Photo: Road to Stockton Mine, on New Zealand’s South Island. Photo by Shanti Mathias.
Nestled amongst the lush, dark rainforest of the West Coast of New Zealand’s South Island is a cafe named for the area’s dominant industry: Coalface Cafe. Behind Ngakawau’s Coalface Cafe is the train line, carriages loaded with coal. Behind that is a two-kilometer long cableway, capable of transporting 289 tonnes of coal an hour from the mine over the ridge.
It’s early afternoon on a weekday but the cableway is still, the metal buckets dangling over the hillside. Somewhere behind the hill, two activists from the group Climate Liberation Aotearoa are sitting in one of the coal buckets. They reached it by an arduous four-hour trek through the dense forest. They then harnessed themselves in and used the cable as a kind of zipline to reach the bucket, filling it with supplies: dehydrated food, fuel for their stove, warm layers. While they stayed there, the cableway could not operate.
“The scenery is gorgeous, apart from the mining infrastructure,” said Rach Andrews, one of the activists in the bucket. Drilled spoke to her two days into the occupation, at the end of July; she and Tāmati Taptiklis stayed in the bucket for 23 days, significantly delaying production at Stockton coal mine, New Zealand’s largest. The business says it cost about $30,000 a day not to be able to operate the cableway, a bill of approximately $600,000 in total. Taptiklis and Andrews have been charged with trespass and unlawful conversion of a vehicle (the coal bucket) into a house. The trial will be later this year, and while on bail they are banned from contacting each other.

Coalface cafe. Photo by Shanti Mathias.
To make coal mining easier, change regulations
Stockton coal mine has been operating in various forms since the 1890s. It’s owned by Bathurst Resources, a New Zealand-based company, majority owned by Singaporeans but listed on the Australian stock exchange. Originally started in Perth, Australia, Bathurst has also operated mines in Kentucky, but has been focused on producing coal in New Zealand since 2010.

[Records from a data source]

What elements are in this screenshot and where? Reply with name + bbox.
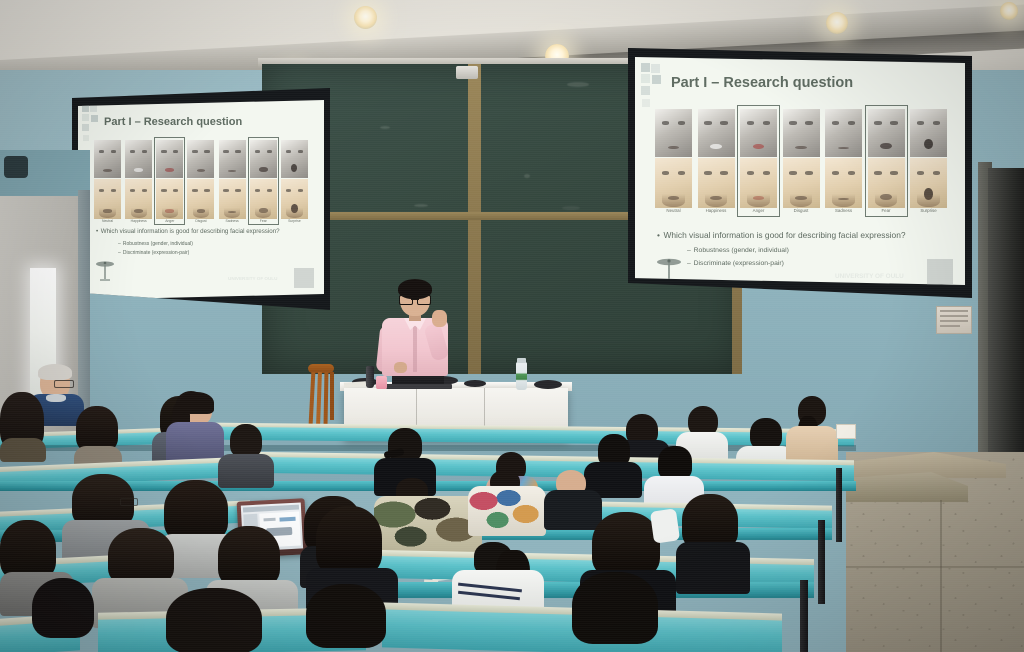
slide-corner-logo-icon [294, 268, 314, 288]
bullet-marker: • [96, 228, 98, 237]
slide-sub-bullet: Discriminate (expression-pair) [694, 259, 784, 269]
synthetic-face [655, 158, 692, 208]
laptop-ui-shape [263, 518, 275, 522]
chalk-mark [414, 204, 428, 207]
expression-label: Disgust [187, 219, 214, 223]
chalk-mark [524, 174, 530, 178]
oulu-bird-logo-icon [655, 255, 683, 285]
person-head [32, 578, 94, 638]
projector-mount [456, 66, 478, 79]
photo-face [655, 109, 692, 157]
projection-screen-right-frame: Part I – Research question Neutral Happi… [628, 48, 972, 298]
expression-column: Surprise [910, 109, 947, 213]
wall-speaker-icon [4, 156, 28, 178]
synthetic-face [156, 179, 183, 219]
glasses-icon [399, 295, 431, 303]
expression-column: Happiness [125, 140, 152, 223]
person-hair [0, 520, 56, 580]
slide-right-title: Part I – Research question [671, 75, 853, 91]
presenter[interactable] [378, 282, 452, 390]
person-head [658, 446, 692, 480]
person-hair [592, 512, 660, 578]
slide-sub-bullet: Discriminate (expression-pair) [123, 250, 189, 258]
water-bottle[interactable] [516, 362, 527, 390]
synthetic-face [281, 179, 308, 219]
downlight-icon [354, 6, 377, 29]
synthetic-face [187, 179, 214, 219]
audience-person [468, 470, 546, 534]
presenter-gesturing-hand [432, 310, 447, 327]
photo-face [910, 109, 947, 157]
bottle-cap [517, 358, 526, 363]
laptop-ui-shape [279, 517, 295, 522]
synthetic-face [783, 158, 820, 208]
photo-face [187, 140, 214, 178]
synthetic-face [219, 179, 246, 219]
person-head [230, 424, 262, 458]
expression-column: Sadness [219, 140, 246, 223]
audience-person [296, 584, 404, 652]
dash-marker: – [687, 259, 691, 269]
slide-corner-logo-icon [927, 259, 953, 285]
photo-face [125, 140, 152, 178]
downlight-icon [826, 12, 848, 34]
expression-label: Disgust [783, 208, 820, 213]
slide-right-face-grid: Neutral Happiness Anger Disgust [655, 109, 947, 213]
downlight-icon [1000, 2, 1018, 20]
expression-label: Sadness [219, 219, 246, 223]
slide-brand-text: UNIVERSITY OF OULU [228, 276, 277, 281]
expression-column: Happiness [698, 109, 735, 213]
photo-face [698, 109, 735, 157]
chalk-mark [567, 82, 589, 87]
glasses-icon [120, 498, 138, 506]
glasses-icon [54, 380, 74, 388]
thermos-bottle[interactable] [366, 366, 374, 388]
shirt-placket [413, 326, 417, 372]
slide-right[interactable]: Part I – Research question Neutral Happi… [635, 57, 965, 285]
photo-face [250, 140, 277, 178]
slide-sub-bullet: Robustness (gender, individual) [123, 241, 193, 249]
audience-person [736, 560, 796, 652]
synthetic-face [125, 179, 152, 219]
person-hair [38, 364, 72, 380]
bullet-marker: • [657, 229, 660, 241]
synthetic-face [740, 158, 777, 208]
photo-face [156, 140, 183, 178]
photo-face [740, 109, 777, 157]
dash-marker: – [118, 241, 121, 249]
expression-label: Happiness [125, 219, 152, 223]
photo-face [825, 109, 862, 157]
expression-label: Neutral [655, 208, 692, 213]
slide-left-face-grid: Neutral Happiness Anger Disgust [94, 140, 308, 223]
photo-face [219, 140, 246, 178]
expression-column: Neutral [655, 109, 692, 213]
expression-label: Neutral [94, 219, 121, 223]
slide-brand-text: UNIVERSITY OF OULU [835, 273, 904, 280]
projection-screen-left-frame: Part I – Research question Neutral Happi… [72, 88, 330, 310]
cable-bundle [534, 380, 562, 389]
expression-label: Sadness [825, 208, 862, 213]
desk-name-card [836, 424, 856, 439]
synthetic-face [910, 158, 947, 208]
person-hair [316, 506, 382, 576]
photo-face [783, 109, 820, 157]
slide-question-text: Which visual information is good for des… [101, 228, 280, 237]
synthetic-face [825, 158, 862, 208]
expression-label: Surprise [910, 208, 947, 213]
expression-column-highlighted: Fear [250, 140, 277, 223]
chalk-mark [380, 126, 390, 129]
cable-bundle [464, 380, 486, 387]
synthetic-face [94, 179, 121, 219]
expression-column: Sadness [825, 109, 862, 213]
photo-face [281, 140, 308, 178]
slide-question-text: Which visual information is good for des… [663, 229, 905, 241]
expression-column: Disgust [187, 140, 214, 223]
person-hair [218, 526, 280, 588]
slide-right-bullets: • Which visual information is good for d… [657, 229, 949, 270]
audience-person [218, 424, 274, 486]
oulu-bird-logo-icon [94, 258, 116, 284]
photo-face [94, 140, 121, 178]
synthetic-face [868, 158, 905, 208]
wall-notice-card [936, 306, 972, 334]
expression-column-highlighted: Anger [156, 140, 183, 223]
photo-face [868, 109, 905, 157]
expression-label: Surprise [281, 219, 308, 223]
expression-column: Disgust [783, 109, 820, 213]
person-torso-floral [468, 486, 546, 536]
chalk-eraser-ledge [562, 206, 580, 210]
person-collar [46, 394, 66, 402]
presenter-resting-hand [394, 362, 407, 373]
audience-person [556, 572, 674, 652]
dash-marker: – [687, 246, 691, 256]
expression-column: Surprise [281, 140, 308, 223]
synthetic-face [250, 179, 277, 219]
slide-left-title: Part I – Research question [104, 116, 242, 128]
audience-person [154, 588, 284, 652]
expression-column-highlighted: Anger [740, 109, 777, 213]
slide-sub-bullet: Robustness (gender, individual) [694, 246, 789, 256]
person-head [306, 584, 386, 648]
chair-slat [330, 372, 334, 420]
person-head [166, 588, 262, 652]
slide-left-bullets: • Which visual information is good for d… [96, 228, 310, 258]
lecture-hall-photo: Part I – Research question Neutral Happi… [0, 0, 1024, 652]
expression-label: Happiness [698, 208, 735, 213]
person-hair [180, 392, 214, 414]
expression-column: Neutral [94, 140, 121, 223]
slide-left[interactable]: Part I – Research question Neutral Happi… [78, 100, 324, 300]
synthetic-face [698, 158, 735, 208]
expression-column-highlighted: Fear [868, 109, 905, 213]
audience-person [10, 578, 122, 652]
person-head [572, 572, 658, 644]
dash-marker: – [118, 250, 121, 258]
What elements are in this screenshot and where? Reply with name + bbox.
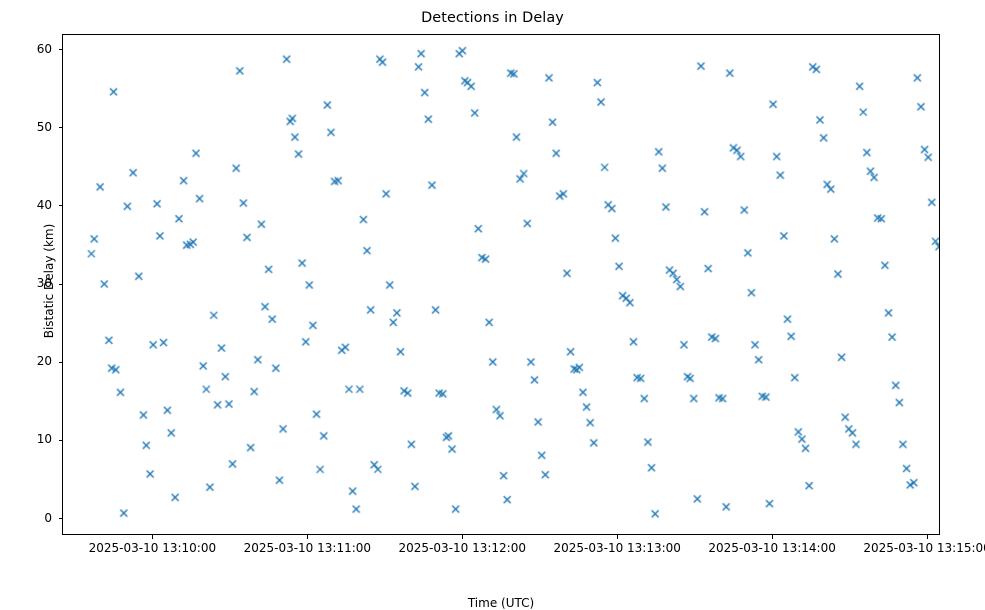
x-tick-mark xyxy=(307,535,308,539)
x-tick-label: 2025-03-10 13:15:00 xyxy=(837,541,985,555)
x-tick-label: 2025-03-10 13:11:00 xyxy=(217,541,397,555)
y-tick-mark xyxy=(59,440,63,441)
y-tick-mark xyxy=(59,518,63,519)
figure-canvas: Detections in Delay 0102030405060 2025-0… xyxy=(0,0,985,590)
x-tick-label: 2025-03-10 13:13:00 xyxy=(527,541,707,555)
y-tick-mark xyxy=(59,127,63,128)
y-tick-label: 50 xyxy=(0,120,52,134)
plot-axes-area xyxy=(62,34,940,535)
scatter-plot-canvas xyxy=(63,35,939,534)
y-tick-mark xyxy=(59,205,63,206)
x-tick-mark xyxy=(927,535,928,539)
x-tick-mark xyxy=(152,535,153,539)
y-axis-label: Bistatic Delay (km) xyxy=(42,181,56,381)
y-tick-mark xyxy=(59,284,63,285)
x-tick-label: 2025-03-10 13:12:00 xyxy=(372,541,552,555)
y-tick-mark xyxy=(59,49,63,50)
x-tick-mark xyxy=(617,535,618,539)
y-tick-label: 10 xyxy=(0,432,52,446)
x-tick-label: 2025-03-10 13:10:00 xyxy=(62,541,242,555)
y-tick-mark xyxy=(59,362,63,363)
chart-title: Detections in Delay xyxy=(0,10,985,26)
y-tick-label: 0 xyxy=(0,511,52,525)
y-tick-label: 60 xyxy=(0,42,52,56)
x-tick-mark xyxy=(462,535,463,539)
x-tick-label: 2025-03-10 13:14:00 xyxy=(682,541,862,555)
x-axis-label: Time (UTC) xyxy=(62,596,940,610)
x-tick-mark xyxy=(772,535,773,539)
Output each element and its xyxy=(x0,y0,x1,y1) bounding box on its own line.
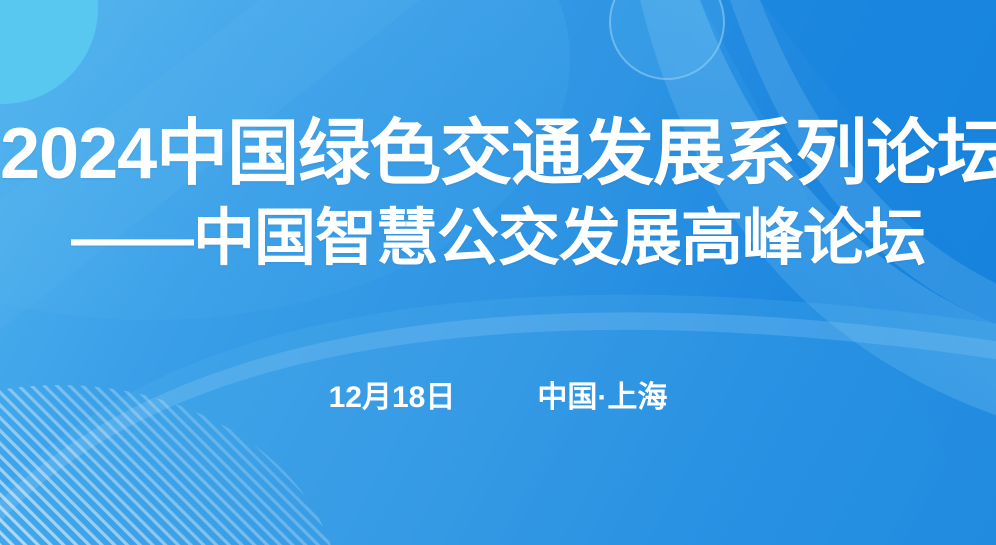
banner-content: 2024中国绿色交通发展系列论坛 ——中国智慧公交发展高峰论坛 12月18日 中… xyxy=(0,0,996,545)
banner-meta-row: 12月18日 中国·上海 xyxy=(0,372,996,416)
banner-title-main: 2024中国绿色交通发展系列论坛 xyxy=(0,118,996,190)
banner-date: 12月18日 xyxy=(329,372,456,416)
event-banner: 2024中国绿色交通发展系列论坛 ——中国智慧公交发展高峰论坛 12月18日 中… xyxy=(0,0,996,545)
banner-title-sub: ——中国智慧公交发展高峰论坛 xyxy=(0,208,996,270)
banner-location: 中国·上海 xyxy=(537,372,667,416)
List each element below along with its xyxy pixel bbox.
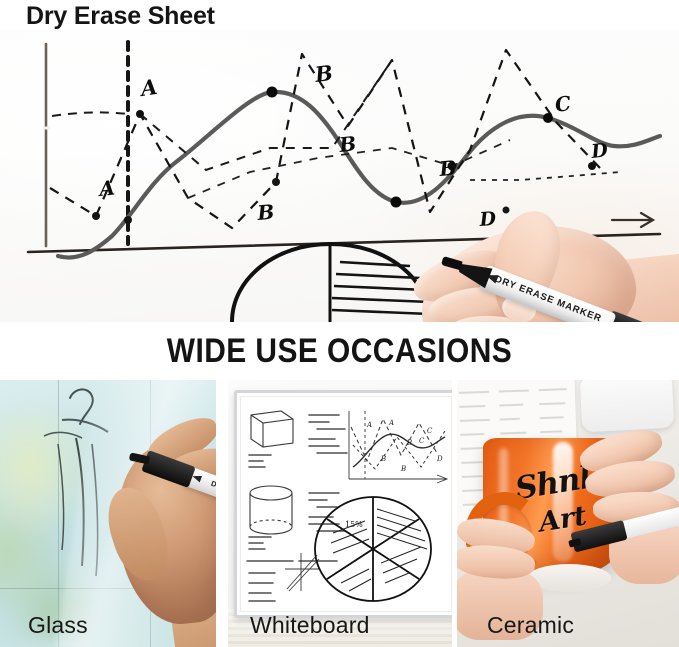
page-title: Dry Erase Sheet [26, 0, 215, 32]
svg-text:B: B [337, 131, 357, 157]
title-bar: Dry Erase Sheet [0, 0, 679, 32]
whiteboard-notes: AA BB CC DB [241, 397, 451, 611]
svg-text:B: B [255, 200, 275, 225]
svg-text:C: C [427, 427, 433, 435]
marker-tip [441, 256, 463, 270]
svg-text:D: D [436, 455, 443, 463]
product-image: Dry Erase Sheet [0, 0, 679, 647]
section-banner: WIDE USE OCCASIONS [0, 322, 679, 380]
panel-caption-ceramic: Ceramic [487, 612, 574, 639]
pie-slice-label: 15% [345, 520, 363, 529]
svg-text:A: A [137, 74, 159, 101]
svg-text:B: B [406, 439, 412, 447]
svg-text:C: C [553, 91, 572, 117]
svg-text:A: A [96, 175, 116, 201]
panel-caption-glass: Glass [28, 612, 88, 639]
svg-text:B: B [437, 156, 457, 181]
hand-writing-on-mug [565, 426, 679, 576]
svg-text:D: D [589, 139, 609, 163]
hero-whiteboard-photo: A A B B B B C D D [0, 30, 679, 322]
use-case-panels: DRY ERASE MARKER Glass [0, 380, 679, 647]
banner-heading: WIDE USE OCCASIONS [41, 322, 639, 380]
panel-glass: DRY ERASE MARKER Glass [0, 380, 216, 647]
svg-text:A: A [388, 419, 394, 427]
hand-holding-marker: DRY ERASE MARKER [398, 200, 679, 322]
panel-whiteboard: AA BB CC DB [228, 380, 452, 647]
svg-text:C: C [419, 437, 425, 445]
whiteboard-frame: AA BB CC DB [234, 390, 452, 618]
svg-text:B: B [380, 455, 386, 463]
svg-text:B: B [313, 60, 335, 87]
whiteboard-surface: AA BB CC DB [240, 396, 452, 612]
svg-text:B: B [400, 465, 406, 473]
white-tray [580, 380, 675, 432]
hand-writing-on-glass: DRY ERASE MARKER [112, 414, 216, 644]
svg-text:A: A [366, 421, 372, 429]
panel-caption-whiteboard: Whiteboard [250, 612, 370, 639]
panel-ceramic: Shnle Art Ceramic [457, 380, 679, 647]
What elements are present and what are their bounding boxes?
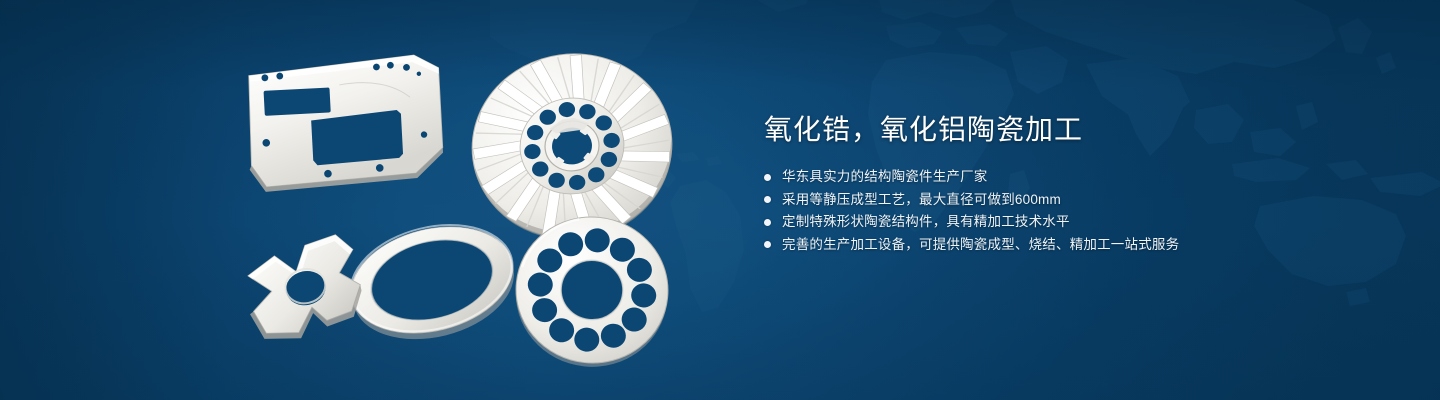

PROMPT A - Return the passage of the Stockton coal mine article starting with "Nestled amongst the" and going on through "could not operate.".
PROMPT B - Please say whether each statement agrees with the Stockton coal mine article, answering yes or no and quoting the deciding words: (i) The two activists stayed in the coal bucket for 23 days. (ii) Bathurst Resources is listed on the New Zealand stock exchange. (iii) The cableway can carry 289 tonnes of coal an hour.
PROMPT C - Write what comes next in the Stockton coal mine article, picking up after its final sentence.
The records are separate material, unconnected to the Stockton coal mine article.

EXERCISE OUTPUT A -
Nestled amongst the lush, dark rainforest of the West Coast of New Zealand’s South Island is a cafe named for the area’s dominant industry: Coalface Cafe. Behind Ngakawau’s Coalface Cafe is the train line, carriages loaded with coal. Behind that is a two-kilometer long cableway, capable of transporting 289 tonnes of coal an hour from the mine over the ridge.
It’s early afternoon on a weekday but the cableway is still, the metal buckets dangling over the hillside. Somewhere behind the hill, two activists from the group Climate Liberation Aotearoa are sitting in one of the coal buckets. They reached it by an arduous four-hour trek through the dense forest. They then harnessed themselves in and used the cable as a kind of zipline to reach the bucket, filling it with supplies: dehydrated food, fuel for their stove, warm layers. While they stayed there, the cableway could not operate.

EXERCISE OUTPUT B -
(i) Yes: "she and Tāmati Taptiklis stayed in the bucket for 23 days"
(ii) No: "listed on the Australian stock exchange"
(iii) Yes: "capable of transporting 289 tonnes of coal an hour from the mine over the ridge"

EXERCISE OUTPUT C -
On current projections, Stockton has about three years of coal left. Bathurst has applied for a permit to open a mine on the Denniston plateau, which adjoins Stockton. There’s a seam of coal about 50 meters under the ground: accessing it will require blasting through bedrock.
There are numerous pieces of legislation which govern mining in New Zealand, meaning it can take years to get a permit. But this proposed coal mine has an advantage: it’s been placed on the Fast-track list, legislation passed in 2024 in New Zealand to allow ministers to select projects to be approved more quickly, circumventing normal legislative processes. The panel can choose which interested parties are allowed to give evidence about the application.
“This single mine alone would blow our climate targets out of the water,” said Adam Currie, a campaigner from the Aotearoa New Zealand branch of 350.org, who occupied the coal buckets for several days in an April protest. “[The Fast-track] allows a small group to approve or deny projects, and even override Supreme Court judgements. It rides roughshod over democratic and local government protections.”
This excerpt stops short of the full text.